***** Information given
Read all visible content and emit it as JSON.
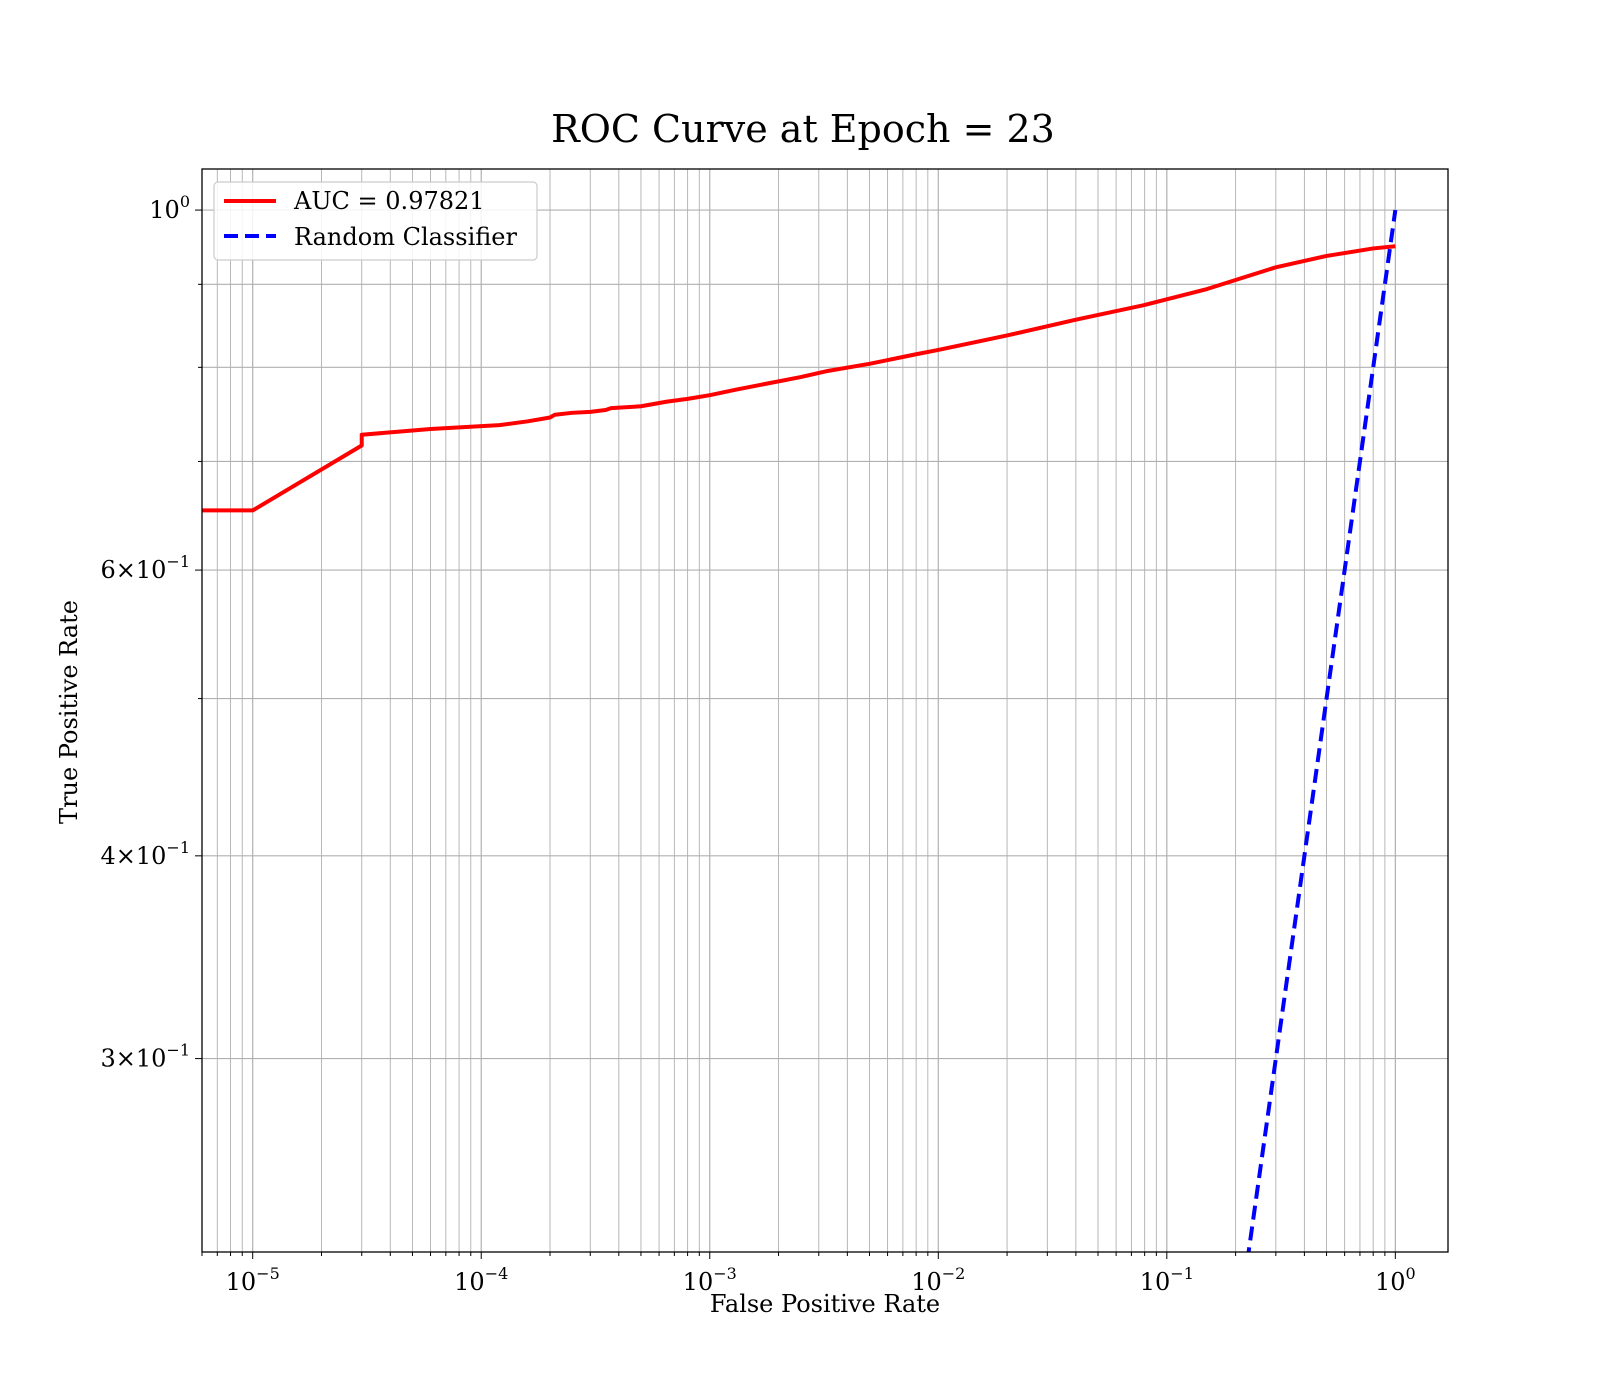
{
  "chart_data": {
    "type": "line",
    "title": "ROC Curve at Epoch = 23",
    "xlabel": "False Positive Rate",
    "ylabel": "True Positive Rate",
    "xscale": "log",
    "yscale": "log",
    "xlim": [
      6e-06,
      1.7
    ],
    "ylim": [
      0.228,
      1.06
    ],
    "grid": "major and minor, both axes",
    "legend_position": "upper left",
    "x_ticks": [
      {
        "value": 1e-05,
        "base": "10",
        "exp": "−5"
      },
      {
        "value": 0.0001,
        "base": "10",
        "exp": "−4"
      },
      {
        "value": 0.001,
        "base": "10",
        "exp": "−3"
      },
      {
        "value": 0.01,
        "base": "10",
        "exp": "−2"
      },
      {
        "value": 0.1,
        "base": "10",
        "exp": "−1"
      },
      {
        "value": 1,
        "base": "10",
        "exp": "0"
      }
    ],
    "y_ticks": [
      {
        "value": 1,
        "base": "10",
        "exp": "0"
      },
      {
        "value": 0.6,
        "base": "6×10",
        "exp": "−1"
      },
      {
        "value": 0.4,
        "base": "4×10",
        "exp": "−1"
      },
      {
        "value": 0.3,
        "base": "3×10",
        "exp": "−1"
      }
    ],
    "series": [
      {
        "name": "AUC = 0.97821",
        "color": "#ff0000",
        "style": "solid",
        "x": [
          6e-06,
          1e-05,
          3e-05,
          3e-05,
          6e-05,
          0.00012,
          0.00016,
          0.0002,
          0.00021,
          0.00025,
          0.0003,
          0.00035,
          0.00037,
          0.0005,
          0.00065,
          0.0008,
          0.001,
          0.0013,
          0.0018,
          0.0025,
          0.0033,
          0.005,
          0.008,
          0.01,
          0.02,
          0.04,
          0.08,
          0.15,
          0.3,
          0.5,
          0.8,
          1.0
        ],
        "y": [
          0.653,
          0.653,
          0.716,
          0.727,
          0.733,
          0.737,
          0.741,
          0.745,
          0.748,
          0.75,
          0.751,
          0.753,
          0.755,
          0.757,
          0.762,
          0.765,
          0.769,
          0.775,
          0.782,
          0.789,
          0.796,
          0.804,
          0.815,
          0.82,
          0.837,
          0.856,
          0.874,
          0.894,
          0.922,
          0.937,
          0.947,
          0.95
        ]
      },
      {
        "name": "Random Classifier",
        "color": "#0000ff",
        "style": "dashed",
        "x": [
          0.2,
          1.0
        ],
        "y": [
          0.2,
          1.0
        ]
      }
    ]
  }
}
**********
***** Information given
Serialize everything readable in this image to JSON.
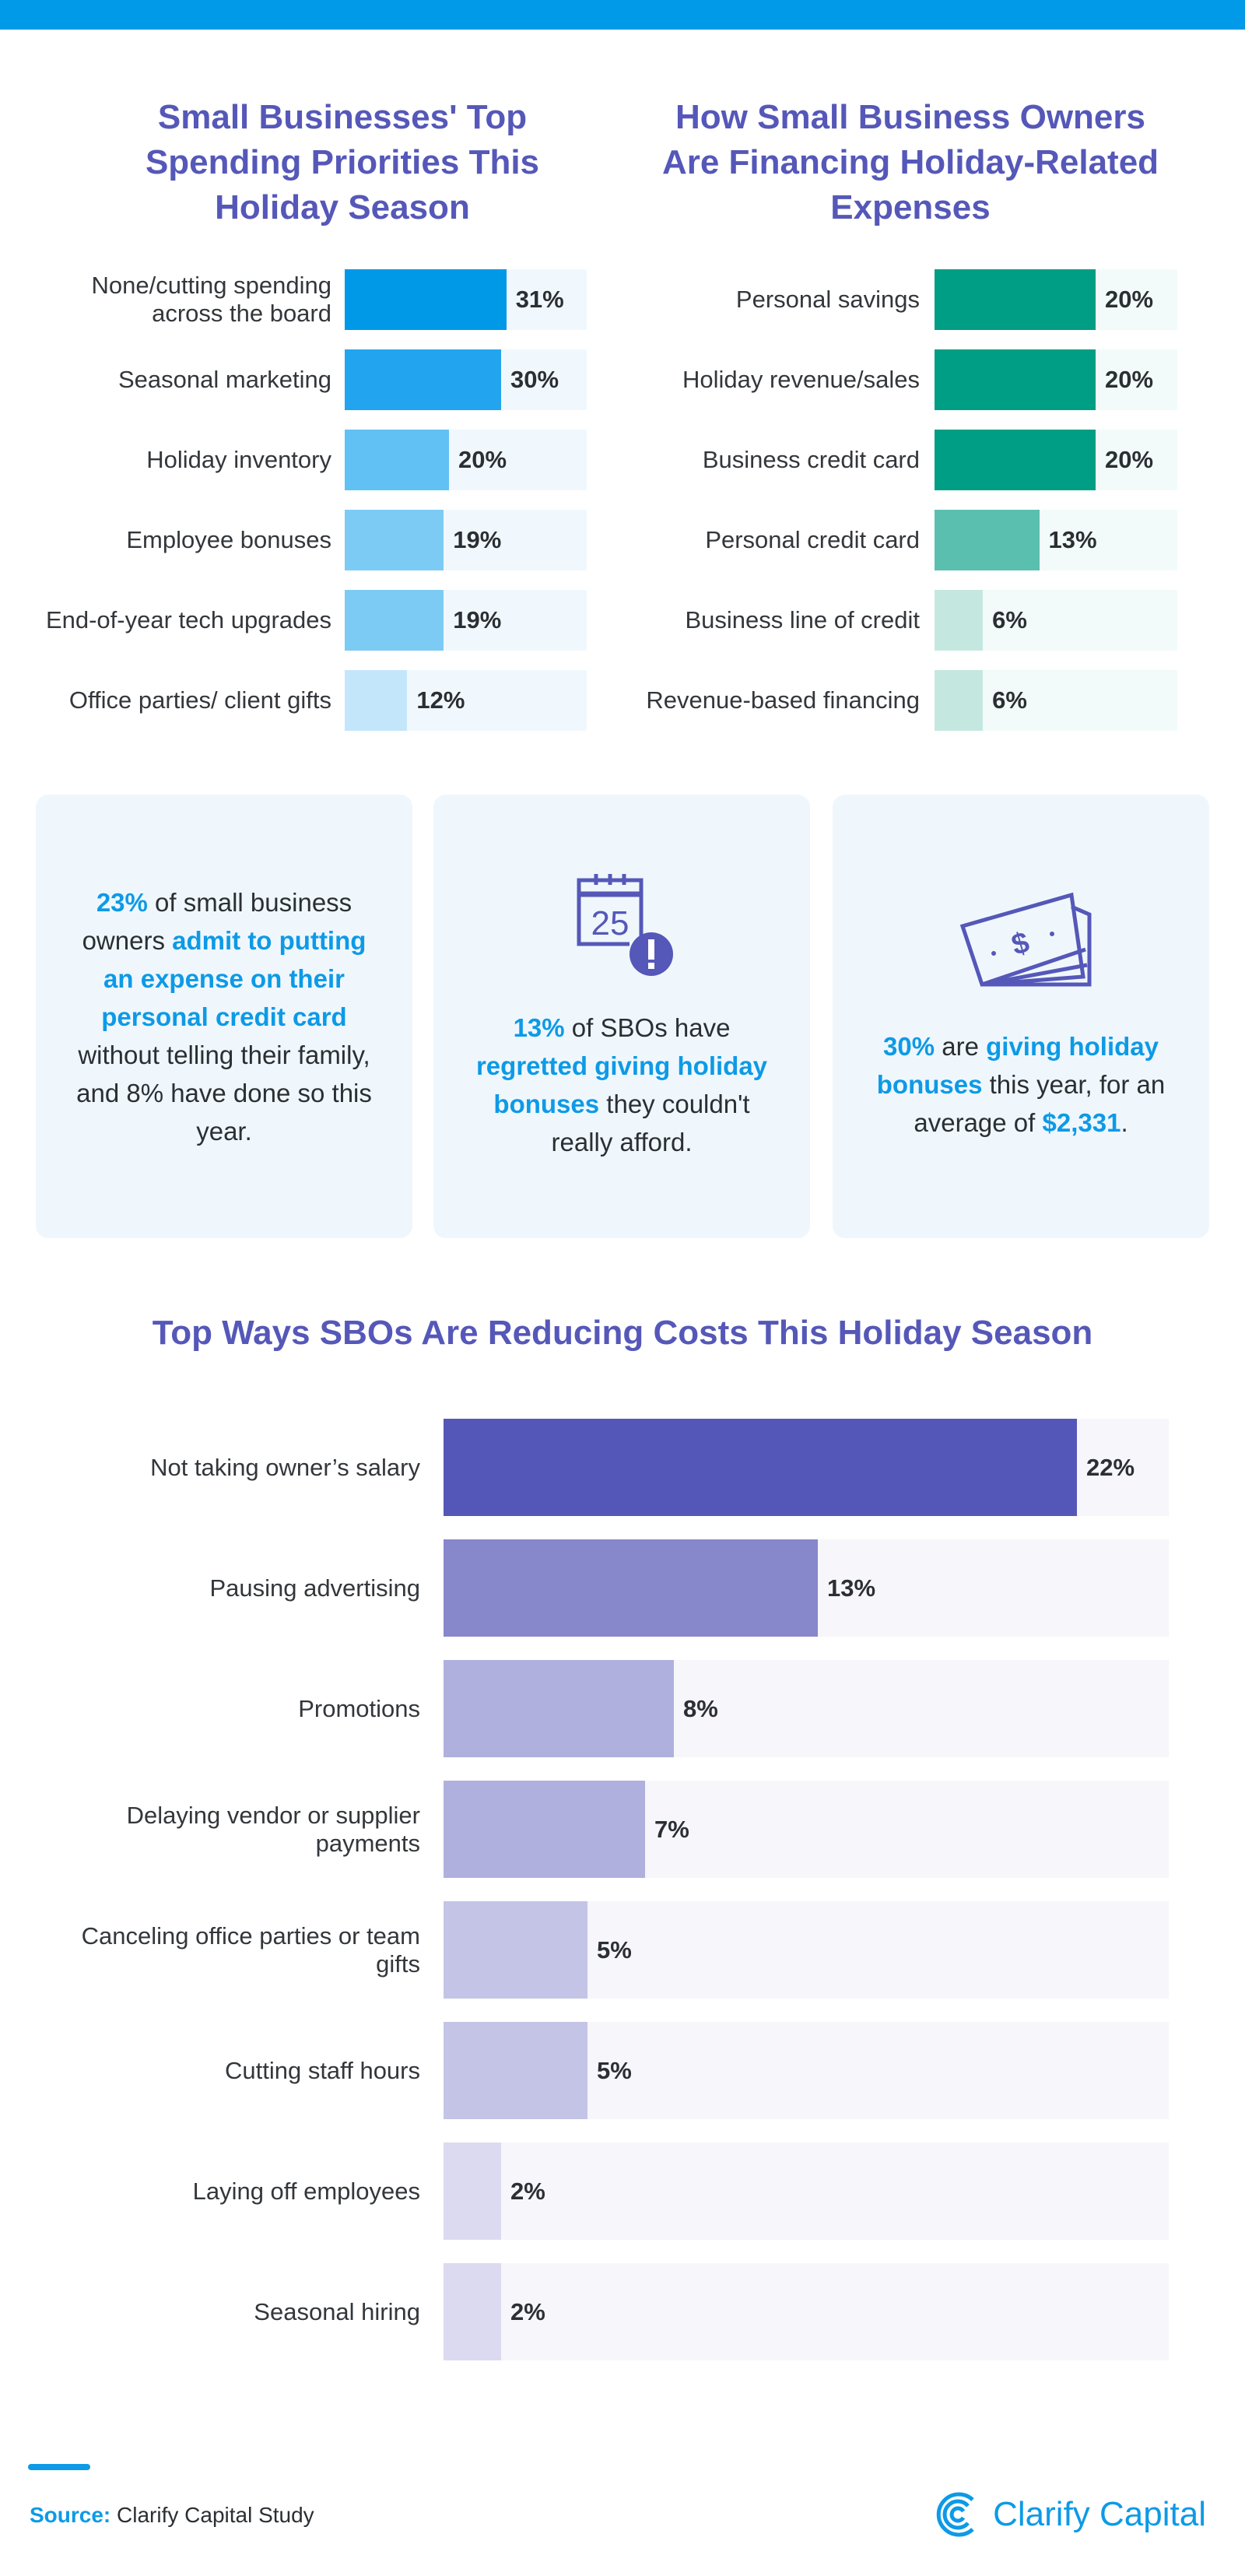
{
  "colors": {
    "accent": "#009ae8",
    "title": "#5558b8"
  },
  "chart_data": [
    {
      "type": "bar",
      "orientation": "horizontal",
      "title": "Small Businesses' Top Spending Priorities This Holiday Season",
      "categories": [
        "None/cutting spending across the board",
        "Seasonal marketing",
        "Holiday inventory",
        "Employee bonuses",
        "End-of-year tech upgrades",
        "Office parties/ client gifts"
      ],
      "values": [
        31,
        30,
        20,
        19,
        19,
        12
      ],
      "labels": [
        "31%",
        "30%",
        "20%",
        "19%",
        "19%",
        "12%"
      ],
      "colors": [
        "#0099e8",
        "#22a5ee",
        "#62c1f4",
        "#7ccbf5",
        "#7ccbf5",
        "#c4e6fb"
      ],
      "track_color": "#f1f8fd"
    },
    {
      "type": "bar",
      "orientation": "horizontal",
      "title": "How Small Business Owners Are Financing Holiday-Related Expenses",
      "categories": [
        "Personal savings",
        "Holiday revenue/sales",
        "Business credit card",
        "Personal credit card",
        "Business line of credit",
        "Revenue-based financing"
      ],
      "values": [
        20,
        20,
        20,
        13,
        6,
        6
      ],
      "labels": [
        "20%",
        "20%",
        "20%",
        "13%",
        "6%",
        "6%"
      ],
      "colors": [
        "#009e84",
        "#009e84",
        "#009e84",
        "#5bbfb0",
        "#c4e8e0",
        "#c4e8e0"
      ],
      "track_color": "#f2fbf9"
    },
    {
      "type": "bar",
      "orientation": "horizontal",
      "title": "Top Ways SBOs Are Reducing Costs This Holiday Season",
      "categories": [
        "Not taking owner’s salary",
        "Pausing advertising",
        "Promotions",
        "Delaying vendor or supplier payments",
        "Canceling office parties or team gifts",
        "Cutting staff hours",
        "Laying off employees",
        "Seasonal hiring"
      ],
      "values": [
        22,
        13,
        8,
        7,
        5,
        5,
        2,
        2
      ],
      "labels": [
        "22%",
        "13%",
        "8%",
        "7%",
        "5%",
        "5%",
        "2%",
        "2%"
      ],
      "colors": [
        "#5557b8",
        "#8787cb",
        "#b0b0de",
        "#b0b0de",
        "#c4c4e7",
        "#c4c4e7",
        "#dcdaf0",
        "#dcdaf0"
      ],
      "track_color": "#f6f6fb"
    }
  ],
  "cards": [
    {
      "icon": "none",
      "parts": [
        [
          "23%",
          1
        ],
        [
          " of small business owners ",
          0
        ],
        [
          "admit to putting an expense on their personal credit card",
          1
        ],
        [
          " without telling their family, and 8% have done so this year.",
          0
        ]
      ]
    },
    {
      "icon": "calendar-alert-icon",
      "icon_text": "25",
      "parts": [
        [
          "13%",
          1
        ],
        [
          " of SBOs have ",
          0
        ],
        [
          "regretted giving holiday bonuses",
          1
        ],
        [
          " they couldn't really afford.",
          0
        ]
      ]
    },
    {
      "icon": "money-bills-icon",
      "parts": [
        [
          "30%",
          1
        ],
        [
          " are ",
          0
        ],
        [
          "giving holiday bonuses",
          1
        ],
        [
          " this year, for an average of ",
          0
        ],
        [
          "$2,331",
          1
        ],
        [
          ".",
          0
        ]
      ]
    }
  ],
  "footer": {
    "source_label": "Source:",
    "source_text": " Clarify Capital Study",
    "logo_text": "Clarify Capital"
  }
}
**********
***** Information given
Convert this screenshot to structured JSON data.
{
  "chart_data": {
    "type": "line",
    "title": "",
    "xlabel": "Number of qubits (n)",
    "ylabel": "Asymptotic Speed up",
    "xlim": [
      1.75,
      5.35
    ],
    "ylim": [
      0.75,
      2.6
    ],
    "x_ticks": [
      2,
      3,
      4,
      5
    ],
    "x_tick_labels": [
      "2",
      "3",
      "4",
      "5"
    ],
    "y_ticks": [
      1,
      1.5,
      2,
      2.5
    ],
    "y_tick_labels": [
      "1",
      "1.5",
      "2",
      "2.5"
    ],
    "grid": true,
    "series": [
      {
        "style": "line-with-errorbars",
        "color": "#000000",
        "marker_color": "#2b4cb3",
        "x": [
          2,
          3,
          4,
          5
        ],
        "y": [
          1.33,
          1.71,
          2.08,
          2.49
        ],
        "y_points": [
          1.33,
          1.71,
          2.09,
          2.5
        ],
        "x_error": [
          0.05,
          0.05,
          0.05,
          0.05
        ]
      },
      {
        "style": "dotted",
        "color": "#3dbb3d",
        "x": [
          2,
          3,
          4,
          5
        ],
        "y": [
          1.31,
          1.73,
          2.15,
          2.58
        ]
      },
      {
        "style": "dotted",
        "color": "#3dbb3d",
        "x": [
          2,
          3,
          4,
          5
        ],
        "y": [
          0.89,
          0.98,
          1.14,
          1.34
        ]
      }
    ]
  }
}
**********
* What you are asked to do *
Scan the listing above and copy all lines containing the word "year".

* Response for this exercise *
        "End-of-year tech upgrades",
          " without telling their family, and 8% have done so this year.",
          " this year, for an average of ",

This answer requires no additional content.